» WHAT TO DO: Emit the data below verbatim, stripping out any pictures.

[ENTRIES PROVIDED start]

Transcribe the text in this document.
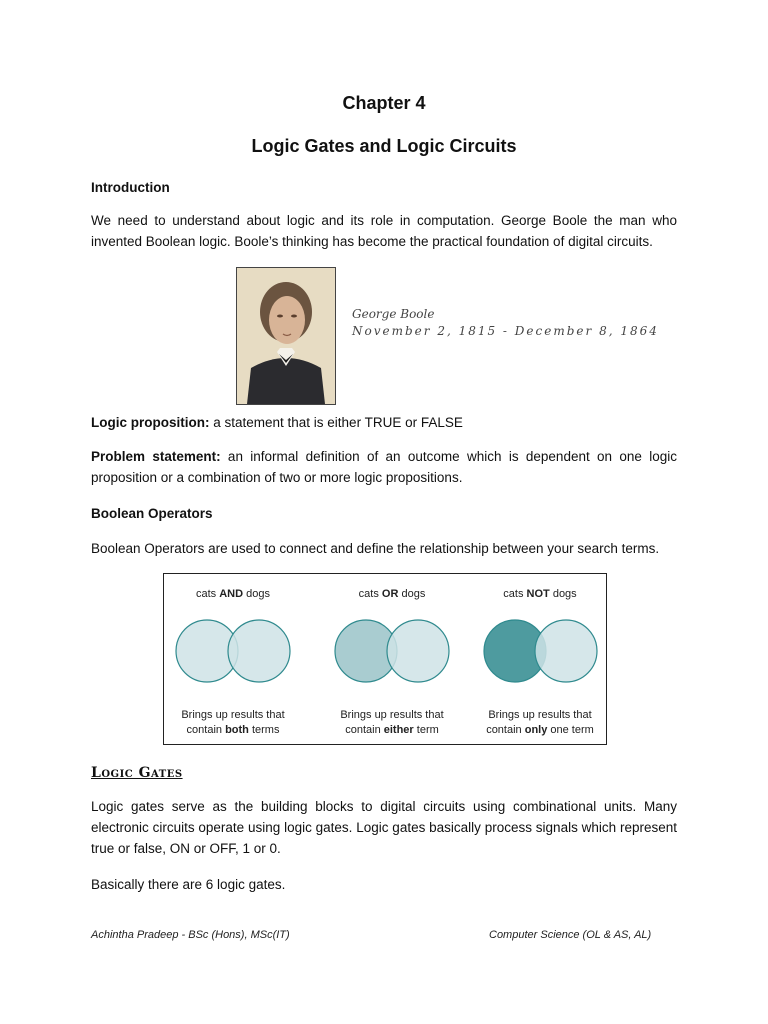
Chapter 4
Logic Gates and Logic Circuits
Introduction
We need to understand about logic and its role in computation. George Boole the man who invented Boolean logic. Boole’s thinking has become the practical foundation of digital circuits.
George Boole
November 2, 1815 - December 8, 1864
Logic proposition: a statement that is either TRUE or FALSE
Problem statement: an informal definition of an outcome which is dependent on one logic proposition or a combination of two or more logic propositions.
Boolean Operators
Boolean Operators are used to connect and define the relationship between your search terms.
cats AND dogs
Brings up results that
contain both terms
cats OR dogs
Brings up results that
contain either term
cats NOT dogs
Brings up results that
contain only one term
Logic Gates
Logic gates serve as the building blocks to digital circuits using combinational units. Many electronic circuits operate using logic gates. Logic gates basically process signals which represent true or false, ON or OFF, 1 or 0.
Basically there are 6 logic gates.
Achintha Pradeep - BSc (Hons), MSc(IT)	Computer Science (OL & AS, AL)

[ENTRIES PROVIDED end]

» FINAL ANSWER:
Transcribe the text in this document.
Chapter 4
Logic Gates and Logic Circuits
Introduction
We need to understand about logic and its role in computation. George Boole the man who invented Boolean logic. Boole’s thinking has become the practical foundation of digital circuits.
George Boole
November 2, 1815 - December 8, 1864
Logic proposition: a statement that is either TRUE or FALSE
Problem statement: an informal definition of an outcome which is dependent on one logic proposition or a combination of two or more logic propositions.
Boolean Operators
Boolean Operators are used to connect and define the relationship between your search terms.
cats AND dogs
Brings up results that
contain both terms
cats OR dogs
Brings up results that
contain either term
cats NOT dogs
Brings up results that
contain only one term
Logic Gates
Logic gates serve as the building blocks to digital circuits using combinational units. Many electronic circuits operate using logic gates. Logic gates basically process signals which represent true or false, ON or OFF, 1 or 0.
Basically there are 6 logic gates.
Achintha Pradeep - BSc (Hons), MSc(IT)	Computer Science (OL & AS, AL)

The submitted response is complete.